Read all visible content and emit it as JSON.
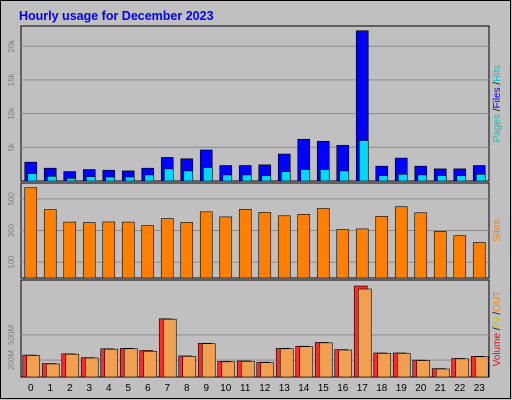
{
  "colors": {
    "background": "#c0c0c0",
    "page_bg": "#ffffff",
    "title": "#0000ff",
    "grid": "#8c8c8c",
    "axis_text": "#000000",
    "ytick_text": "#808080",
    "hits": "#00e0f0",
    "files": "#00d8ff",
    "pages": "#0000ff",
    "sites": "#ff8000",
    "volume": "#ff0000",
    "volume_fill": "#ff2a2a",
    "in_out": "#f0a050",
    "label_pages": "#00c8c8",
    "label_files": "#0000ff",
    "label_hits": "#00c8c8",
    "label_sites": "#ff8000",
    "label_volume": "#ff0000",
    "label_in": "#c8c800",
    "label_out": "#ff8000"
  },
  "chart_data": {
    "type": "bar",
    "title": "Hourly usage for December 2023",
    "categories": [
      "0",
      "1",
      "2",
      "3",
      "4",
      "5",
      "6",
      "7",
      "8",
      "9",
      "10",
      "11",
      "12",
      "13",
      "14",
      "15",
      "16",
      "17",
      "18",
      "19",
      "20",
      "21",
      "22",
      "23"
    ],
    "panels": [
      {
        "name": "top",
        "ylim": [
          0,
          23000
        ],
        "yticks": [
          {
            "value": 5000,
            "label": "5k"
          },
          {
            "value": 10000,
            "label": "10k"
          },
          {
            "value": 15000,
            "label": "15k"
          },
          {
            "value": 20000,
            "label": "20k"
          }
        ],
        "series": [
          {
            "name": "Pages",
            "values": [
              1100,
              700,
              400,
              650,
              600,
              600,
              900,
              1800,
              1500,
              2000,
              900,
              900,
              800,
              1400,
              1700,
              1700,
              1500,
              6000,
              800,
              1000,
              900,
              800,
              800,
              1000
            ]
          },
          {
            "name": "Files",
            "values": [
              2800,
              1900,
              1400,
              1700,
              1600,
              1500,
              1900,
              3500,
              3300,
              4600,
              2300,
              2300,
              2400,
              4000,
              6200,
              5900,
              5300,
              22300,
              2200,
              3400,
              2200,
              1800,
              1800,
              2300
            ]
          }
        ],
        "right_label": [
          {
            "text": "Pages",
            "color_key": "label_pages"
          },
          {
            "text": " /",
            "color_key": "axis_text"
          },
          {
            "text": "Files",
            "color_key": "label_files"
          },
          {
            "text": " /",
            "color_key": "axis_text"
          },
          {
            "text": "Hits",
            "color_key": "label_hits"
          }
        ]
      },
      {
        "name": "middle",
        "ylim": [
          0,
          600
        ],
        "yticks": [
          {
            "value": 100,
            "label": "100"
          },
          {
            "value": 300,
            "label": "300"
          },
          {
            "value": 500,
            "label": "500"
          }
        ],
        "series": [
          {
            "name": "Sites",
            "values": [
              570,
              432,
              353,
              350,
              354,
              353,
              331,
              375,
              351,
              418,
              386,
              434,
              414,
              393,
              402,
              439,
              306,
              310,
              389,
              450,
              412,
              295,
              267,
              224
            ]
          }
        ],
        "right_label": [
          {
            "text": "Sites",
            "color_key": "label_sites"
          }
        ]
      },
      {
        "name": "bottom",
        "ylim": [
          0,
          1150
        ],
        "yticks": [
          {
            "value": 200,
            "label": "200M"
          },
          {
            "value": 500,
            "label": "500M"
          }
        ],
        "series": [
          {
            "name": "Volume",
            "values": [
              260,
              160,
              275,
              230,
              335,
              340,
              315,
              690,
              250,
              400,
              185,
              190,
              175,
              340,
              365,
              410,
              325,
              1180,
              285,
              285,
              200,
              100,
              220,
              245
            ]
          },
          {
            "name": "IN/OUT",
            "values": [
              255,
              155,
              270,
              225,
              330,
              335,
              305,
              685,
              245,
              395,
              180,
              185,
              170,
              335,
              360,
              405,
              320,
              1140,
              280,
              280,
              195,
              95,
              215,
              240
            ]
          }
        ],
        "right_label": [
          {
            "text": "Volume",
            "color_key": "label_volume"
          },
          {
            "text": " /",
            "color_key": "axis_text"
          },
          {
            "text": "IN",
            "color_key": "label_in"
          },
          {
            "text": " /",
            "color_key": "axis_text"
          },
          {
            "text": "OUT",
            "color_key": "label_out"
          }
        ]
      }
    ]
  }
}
┄┄┄┄┄┄
Repeat each line of the records above exactly, but do not copy the pictures.

> **Exercise response**
Read all visible content and emit it as JSON.
{
  "colors": {
    "background": "#c0c0c0",
    "page_bg": "#ffffff",
    "title": "#0000ff",
    "grid": "#8c8c8c",
    "axis_text": "#000000",
    "ytick_text": "#808080",
    "hits": "#00e0f0",
    "files": "#00d8ff",
    "pages": "#0000ff",
    "sites": "#ff8000",
    "volume": "#ff0000",
    "volume_fill": "#ff2a2a",
    "in_out": "#f0a050",
    "label_pages": "#00c8c8",
    "label_files": "#0000ff",
    "label_hits": "#00c8c8",
    "label_sites": "#ff8000",
    "label_volume": "#ff0000",
    "label_in": "#c8c800",
    "label_out": "#ff8000"
  },
  "chart_data": {
    "type": "bar",
    "title": "Hourly usage for December 2023",
    "categories": [
      "0",
      "1",
      "2",
      "3",
      "4",
      "5",
      "6",
      "7",
      "8",
      "9",
      "10",
      "11",
      "12",
      "13",
      "14",
      "15",
      "16",
      "17",
      "18",
      "19",
      "20",
      "21",
      "22",
      "23"
    ],
    "panels": [
      {
        "name": "top",
        "ylim": [
          0,
          23000
        ],
        "yticks": [
          {
            "value": 5000,
            "label": "5k"
          },
          {
            "value": 10000,
            "label": "10k"
          },
          {
            "value": 15000,
            "label": "15k"
          },
          {
            "value": 20000,
            "label": "20k"
          }
        ],
        "series": [
          {
            "name": "Pages",
            "values": [
              1100,
              700,
              400,
              650,
              600,
              600,
              900,
              1800,
              1500,
              2000,
              900,
              900,
              800,
              1400,
              1700,
              1700,
              1500,
              6000,
              800,
              1000,
              900,
              800,
              800,
              1000
            ]
          },
          {
            "name": "Files",
            "values": [
              2800,
              1900,
              1400,
              1700,
              1600,
              1500,
              1900,
              3500,
              3300,
              4600,
              2300,
              2300,
              2400,
              4000,
              6200,
              5900,
              5300,
              22300,
              2200,
              3400,
              2200,
              1800,
              1800,
              2300
            ]
          }
        ],
        "right_label": [
          {
            "text": "Pages",
            "color_key": "label_pages"
          },
          {
            "text": " /",
            "color_key": "axis_text"
          },
          {
            "text": "Files",
            "color_key": "label_files"
          },
          {
            "text": " /",
            "color_key": "axis_text"
          },
          {
            "text": "Hits",
            "color_key": "label_hits"
          }
        ]
      },
      {
        "name": "middle",
        "ylim": [
          0,
          600
        ],
        "yticks": [
          {
            "value": 100,
            "label": "100"
          },
          {
            "value": 300,
            "label": "300"
          },
          {
            "value": 500,
            "label": "500"
          }
        ],
        "series": [
          {
            "name": "Sites",
            "values": [
              570,
              432,
              353,
              350,
              354,
              353,
              331,
              375,
              351,
              418,
              386,
              434,
              414,
              393,
              402,
              439,
              306,
              310,
              389,
              450,
              412,
              295,
              267,
              224
            ]
          }
        ],
        "right_label": [
          {
            "text": "Sites",
            "color_key": "label_sites"
          }
        ]
      },
      {
        "name": "bottom",
        "ylim": [
          0,
          1150
        ],
        "yticks": [
          {
            "value": 200,
            "label": "200M"
          },
          {
            "value": 500,
            "label": "500M"
          }
        ],
        "series": [
          {
            "name": "Volume",
            "values": [
              260,
              160,
              275,
              230,
              335,
              340,
              315,
              690,
              250,
              400,
              185,
              190,
              175,
              340,
              365,
              410,
              325,
              1180,
              285,
              285,
              200,
              100,
              220,
              245
            ]
          },
          {
            "name": "IN/OUT",
            "values": [
              255,
              155,
              270,
              225,
              330,
              335,
              305,
              685,
              245,
              395,
              180,
              185,
              170,
              335,
              360,
              405,
              320,
              1140,
              280,
              280,
              195,
              95,
              215,
              240
            ]
          }
        ],
        "right_label": [
          {
            "text": "Volume",
            "color_key": "label_volume"
          },
          {
            "text": " /",
            "color_key": "axis_text"
          },
          {
            "text": "IN",
            "color_key": "label_in"
          },
          {
            "text": " /",
            "color_key": "axis_text"
          },
          {
            "text": "OUT",
            "color_key": "label_out"
          }
        ]
      }
    ]
  }
}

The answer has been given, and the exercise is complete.